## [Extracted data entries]
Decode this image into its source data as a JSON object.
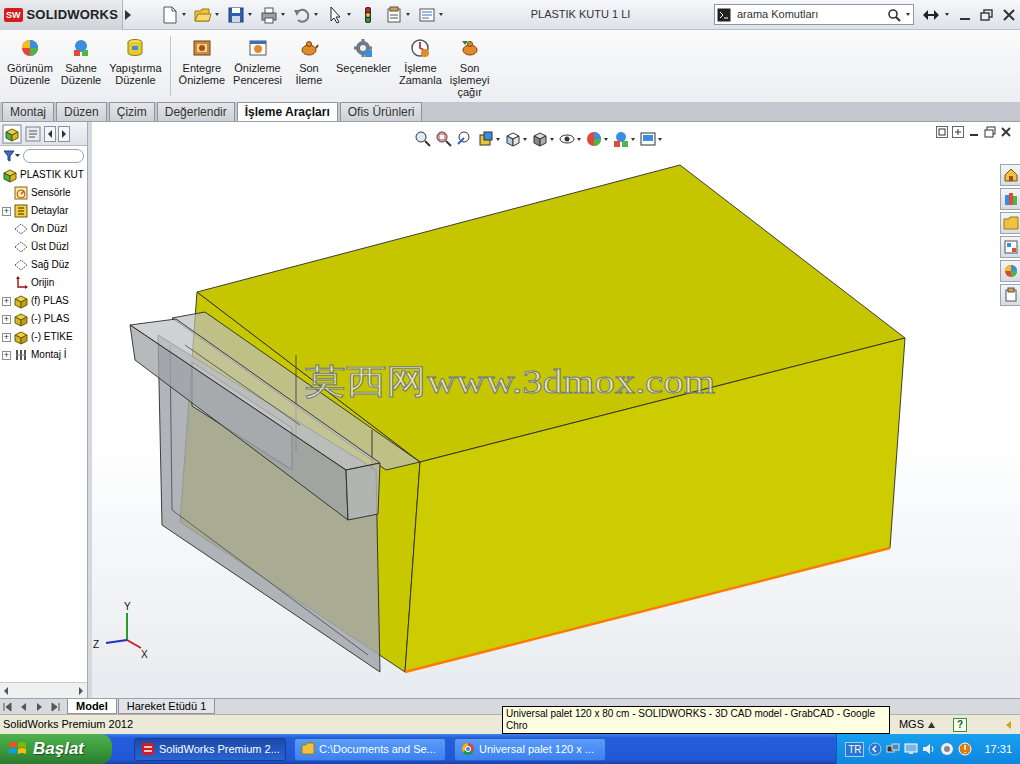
{
  "window": {
    "logo": "SW",
    "app": "SOLIDWORKS",
    "title": "PLASTIK KUTU 1 LI"
  },
  "search": {
    "placeholder": "arama Komutları"
  },
  "ribbon": [
    [
      "Görünüm Düzenle",
      "Sahne Düzenle",
      "Yapıştırma Düzenle"
    ],
    [
      "Entegre Önizleme",
      "Önizleme Penceresi",
      "Son İleme",
      "Seçenekler",
      "İşleme Zamanla",
      "Son işlemeyi çağır"
    ]
  ],
  "tabs": [
    {
      "label": "Montaj",
      "selected": false
    },
    {
      "label": "Düzen",
      "selected": false
    },
    {
      "label": "Çizim",
      "selected": false
    },
    {
      "label": "Değerlendir",
      "selected": false
    },
    {
      "label": "İşleme Araçları",
      "selected": true
    },
    {
      "label": "Ofis Ürünleri",
      "selected": false
    }
  ],
  "tree": [
    {
      "label": "PLASTIK KUT",
      "kind": "assembly"
    },
    {
      "label": "Sensörle",
      "kind": "sensor"
    },
    {
      "label": "Detaylar",
      "kind": "annotation",
      "toggle": "+",
      "expanded": false
    },
    {
      "label": "Ön Düzl",
      "kind": "plane"
    },
    {
      "label": "Üst Düzl",
      "kind": "plane"
    },
    {
      "label": "Sağ Düz",
      "kind": "plane"
    },
    {
      "label": "Orijin",
      "kind": "origin"
    },
    {
      "label": "(f) PLAS",
      "kind": "part",
      "toggle": "+",
      "expanded": false
    },
    {
      "label": "(-) PLAS",
      "kind": "part",
      "toggle": "+",
      "expanded": false
    },
    {
      "label": "(-) ETIKE",
      "kind": "part",
      "toggle": "+",
      "expanded": false
    },
    {
      "label": "Montaj İ",
      "kind": "mates",
      "toggle": "+",
      "expanded": false
    }
  ],
  "viewport": {
    "watermark": "莫西网www.3dmox.com",
    "triad": {
      "y": "Y",
      "z": "Z",
      "x": "X"
    }
  },
  "model_tabs": [
    {
      "label": "Model",
      "selected": true
    },
    {
      "label": "Hareket Etüdü 1",
      "selected": false
    }
  ],
  "status_bar": {
    "product": "SolidWorks Premium 2012",
    "units": "MGS",
    "help": "?"
  },
  "tooltip": "Universal palet 120 x 80 cm - SOLIDWORKS - 3D CAD model - GrabCAD - Google Chro",
  "taskbar": {
    "start": "Başlat",
    "tasks": [
      {
        "label": "SolidWorks Premium 2...",
        "kind": "solidworks",
        "selected": true
      },
      {
        "label": "C:\\Documents and Se...",
        "kind": "folder",
        "selected": false
      },
      {
        "label": "Universal palet 120 x ...",
        "kind": "chrome",
        "selected": false
      }
    ],
    "language": "TR",
    "clock": "17:31"
  }
}
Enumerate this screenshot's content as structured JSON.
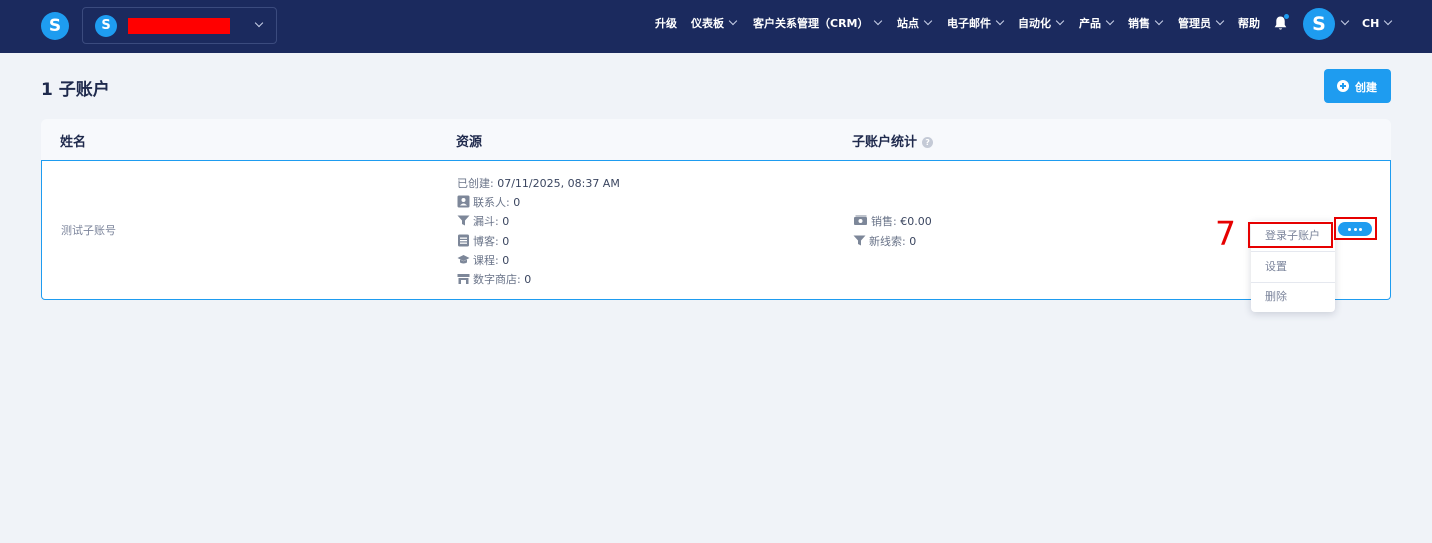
{
  "topbar": {
    "logo_letter": "S",
    "account_logo_letter": "S",
    "nav_items": [
      {
        "label": "升级",
        "has_dropdown": false
      },
      {
        "label": "仪表板",
        "has_dropdown": true
      },
      {
        "label": "客户关系管理（CRM）",
        "has_dropdown": true
      },
      {
        "label": "站点",
        "has_dropdown": true
      },
      {
        "label": "电子邮件",
        "has_dropdown": true
      },
      {
        "label": "自动化",
        "has_dropdown": true
      },
      {
        "label": "产品",
        "has_dropdown": true
      },
      {
        "label": "销售",
        "has_dropdown": true
      },
      {
        "label": "管理员",
        "has_dropdown": true
      },
      {
        "label": "帮助",
        "has_dropdown": false
      }
    ],
    "user_avatar_letter": "S",
    "language": "CH"
  },
  "page": {
    "title": "1 子账户",
    "create_label": "创建"
  },
  "table": {
    "headers": [
      "姓名",
      "资源",
      "子账户统计"
    ],
    "rows": [
      {
        "name": "测试子账号",
        "created_label": "已创建:",
        "created_value": "07/11/2025, 08:37 AM",
        "resources": [
          {
            "label": "联系人:",
            "value": "0",
            "icon": "contact-card-icon"
          },
          {
            "label": "漏斗:",
            "value": "0",
            "icon": "funnel-icon"
          },
          {
            "label": "博客:",
            "value": "0",
            "icon": "blog-document-icon"
          },
          {
            "label": "课程:",
            "value": "0",
            "icon": "graduation-cap-icon"
          },
          {
            "label": "数字商店:",
            "value": "0",
            "icon": "store-icon"
          }
        ],
        "stats": [
          {
            "label": "销售:",
            "value": "€0.00",
            "icon": "money-icon"
          },
          {
            "label": "新线索:",
            "value": "0",
            "icon": "funnel-icon"
          }
        ]
      }
    ]
  },
  "dropdown_menu": {
    "items": [
      "登录子账户",
      "设置",
      "删除"
    ]
  },
  "annotation": {
    "step_number": "7",
    "color": "#e60000"
  },
  "colors": {
    "topbar_bg": "#1b2a5e",
    "accent": "#1e9cf0",
    "page_bg": "#f0f3f8"
  }
}
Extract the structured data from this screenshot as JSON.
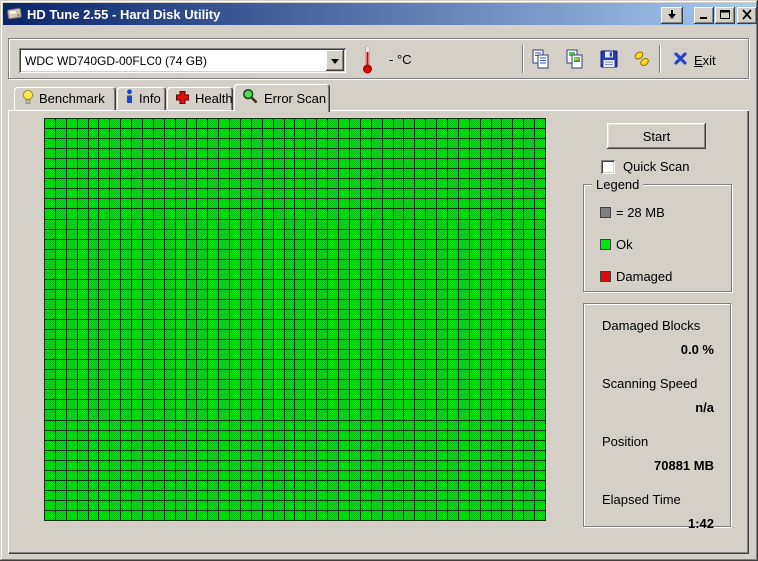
{
  "window": {
    "title": "HD Tune 2.55 - Hard Disk Utility"
  },
  "toolbar": {
    "drive_selector": {
      "value": "WDC WD740GD-00FLC0 (74 GB)"
    },
    "temperature": "- °C",
    "exit": {
      "accel": "E",
      "rest": "xit"
    }
  },
  "tabs": [
    {
      "label": "Benchmark",
      "active": false
    },
    {
      "label": "Info",
      "active": false
    },
    {
      "label": "Health",
      "active": false
    },
    {
      "label": "Error Scan",
      "active": true
    }
  ],
  "error_scan": {
    "start_button": "Start",
    "quick_scan": {
      "label": "Quick Scan",
      "checked": false
    },
    "legend": {
      "title": "Legend",
      "items": [
        {
          "color": "#808080",
          "label": "= 28 MB"
        },
        {
          "color": "#00e414",
          "label": "Ok"
        },
        {
          "color": "#de0b0b",
          "label": "Damaged"
        }
      ]
    },
    "stats": [
      {
        "label": "Damaged Blocks",
        "value": "0.0 %"
      },
      {
        "label": "Scanning Speed",
        "value": "n/a"
      },
      {
        "label": "Position",
        "value": "70881 MB"
      },
      {
        "label": "Elapsed Time",
        "value": "1:42"
      }
    ],
    "grid": {
      "columns": 46,
      "rows": 40,
      "all_blocks_status": "ok",
      "colors": {
        "ok": "#00e414",
        "ok_dither": "#00c110",
        "gridline": "#0c330c"
      }
    }
  },
  "colors": {
    "titlebar_left": "#0a246a",
    "titlebar_right": "#a6caf0",
    "window_bg": "#d4d0c8"
  }
}
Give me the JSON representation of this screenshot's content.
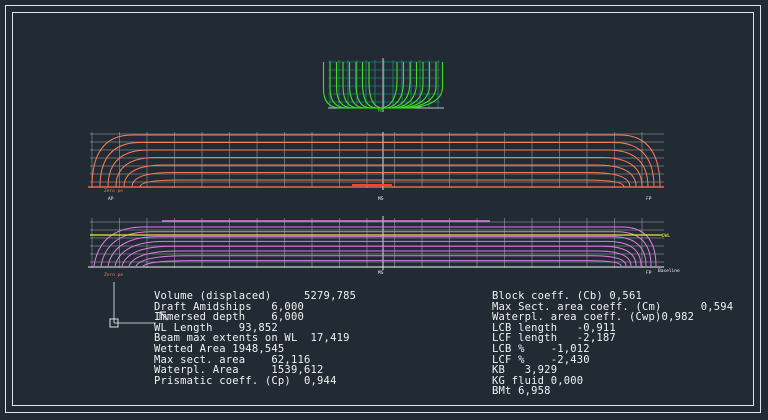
{
  "view": {
    "background": "#222b33",
    "frame_color": "#dfe6ea",
    "grid_color": "#1f9f98",
    "body_plan_color": "#3ee021",
    "profile_color": "#ff7a55",
    "plan_color": "#e07ae8",
    "dwl_color": "#e8e83a"
  },
  "labels": {
    "body_plan_mid": "MS",
    "profile_zero": "Zero pe",
    "profile_ap": "AP",
    "profile_ms": "MS",
    "profile_fp": "FP",
    "plan_zero": "Zero pe",
    "plan_ms": "MS",
    "plan_fp": "FP",
    "plan_baseline": "Baseline",
    "plan_dwl": "DWL"
  },
  "hydrostatics_left": [
    "Volume (displaced)     5279,785",
    "Draft Amidships   6,000",
    "Immersed depth    6,000",
    "WL Length    93,852",
    "Beam max extents on WL  17,419",
    "Wetted Area 1948,545",
    "Max sect. area    62,116",
    "Waterpl. Area     1539,612",
    "Prismatic coeff. (Cp)  0,944"
  ],
  "hydrostatics_right": [
    "Block coeff. (Cb) 0,561",
    "Max Sect. area coeff. (Cm)      0,594",
    "Waterpl. area coeff. (Cwp)0,982",
    "LCB length   -0,911",
    "LCF length   -2,187",
    "LCB %    -1,012",
    "LCF %    -2,430",
    "KB   3,929",
    "KG fluid 0,000",
    "BMt 6,958"
  ]
}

## [Work to do]
Return all the lines that contain the string "icon".

## [Solved problem]
            "icon": "contact-card-icon"
            "icon": "funnel-icon"
            "icon": "blog-document-icon"
            "icon": "graduation-cap-icon"
            "icon": "store-icon"
            "icon": "money-icon"
            "icon": "funnel-icon"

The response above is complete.